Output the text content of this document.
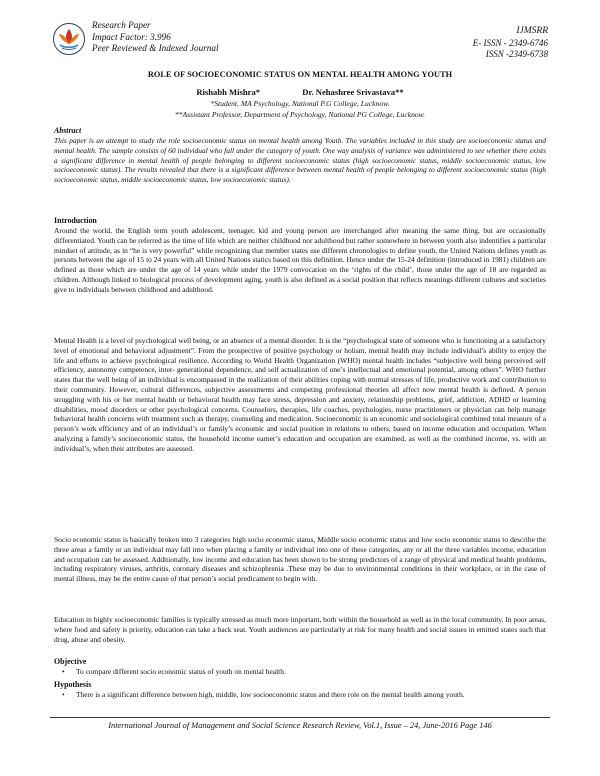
Research Paper
Impact Factor: 3.996
Peer Reviewed & Indexed Journal
IJMSRR
E- ISSN - 2349-6746
ISSN -2349-6738
ROLE OF SOCIOECONOMIC STATUS ON MENTAL HEALTH AMONG YOUTH
Rishabh Mishra*	Dr. Nehashree Srivastava**
*Student, MA Psychology, National P.G College, Lucknow.
**Assistant Professor, Department of Psychology, National PG College, Lucknow.
Abstract

This paper is an attempt to study the role socioeconomic status on mental health among Youth. The variables included in this study are socioeconomic status and mental health. The sample consists of 60 individual who fall under the category of youth. One way analysis of variance was administered to see whether there exists a significant difference in mental health of people belonging to different socioeconomic status (high socioeconomic status, middle socioeconomic status, low socioeconomic status). The results revealed that there is a significant difference between mental health of people belonging to different socioeconomic status (high socioeconomic status, middle socioeconomic status, low socioeconomic status).

Introduction

Around the world, the English term youth adolescent, teenager, kid and young person are interchanged after meaning the same thing, but are occasionally differentiated. Youth can be referred as the time of life which are neither childhood nor adulthood but rather somewhere in between youth also indentifies a particular mindset of attitude, as in “he is very powerful” while recognizing that member states use different chronologies to define youth, the United Nations defines youth as persons between the age of 15 to 24 years with all United Nations statics based on this definition. Hence under the 15-24 definition (introduced in 1981) children are defined as those which are under the age of 14 years while under the 1979 convocation on the ‘rights of the child’, those under the age of 18 are regarded as children. Although linked to biological process of development aging, youth is also defined as a social position that reflects meanings different cultures and societies give to individuals between childhood and adulthood.

Mental Health is a level of psychological well being, or an absence of a mental disorder. It is the “psychological state of someone who is functioning at a satisfactory level of emotional and behavioral adjustment”. From the prospective of positive psychology or holism, mental health may include individual’s ability to enjoy the life and efforts to achieve psychological resilience. According to World Health Organization (WHO) mental health includes “subjective well being perceived self efficiency, autonomy competence, inter- generational dependence, and self actualization of one’s intellectual and emotional potential, among others”. WHO further states that the well being of an individual is encompassed in the realization of their abilities coping with normal stresses of life, productive work and contribution to their community. However, cultural differences, subjective assessments and competing professional theories all affect now mental health is defined. A person struggling with his or her mental health or behavioral health may face stress, depression and anxiety, relationship problems, grief, addiction, ADHD or learning disabilities, mood disorders or other psychological concerns. Counselors, therapies, life coaches, psychologies, nurse practitioners or physician can help manage behavioral health concerns with treatment such as therapy, counseling and medication. Socioeconomic is an economic and sociological combined total measure of a person’s work efficiency and of an individual’s or family’s economic and social position in relations to others, based on income education and occupation. When analyzing a family’s socioeconomic status, the household income earner’s education and occupation are examined, as well as the combined income, vs. with an individual’s, when their attributes are assessed.

Socio economic status is basically broken into 3 categories high socio economic status, Middle socio economic status and low socio economic status to describe the three areas a family or an individual may fall into when placing a family or individual into one of these categories, any or all the three variables income, education and occupation can be assessed. Additionally, low income and education has been shown to be strong predictors of a range of physical and medical health problems, including respiratory viruses, arthritis, coronary diseases and schizophrenia .These may be due to environmental conditions in their workplace, or in the case of mental illness, may be the entire cause of that person’s social predicament to begin with.

Education in highly socioeconomic families is typically stressed as much more important, both within the household as well as in the local community. In poor areas, where food and safety is priority, education can take a back seat. Youth audiences are particularly at risk for many health and social issues in emitted states such that drug, abuse and obesity.

Objective
• To compare different socio economic status of youth on mental health.
Hypothesis
• There is a significant difference between high, middle, low socioeconomic status and there role on the mental health among youth.
International Journal of Management and Social Science Research Review, Vol.1, Issue – 24, June-2016 Page 146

- - - - - - -

• _Exercise details_
Filter the records above for lines containing the word "College", and copy those lines.

• _Solved problem_
*Student, MA Psychology, National P.G College, Lucknow.
**Assistant Professor, Department of Psychology, National PG College, Lucknow.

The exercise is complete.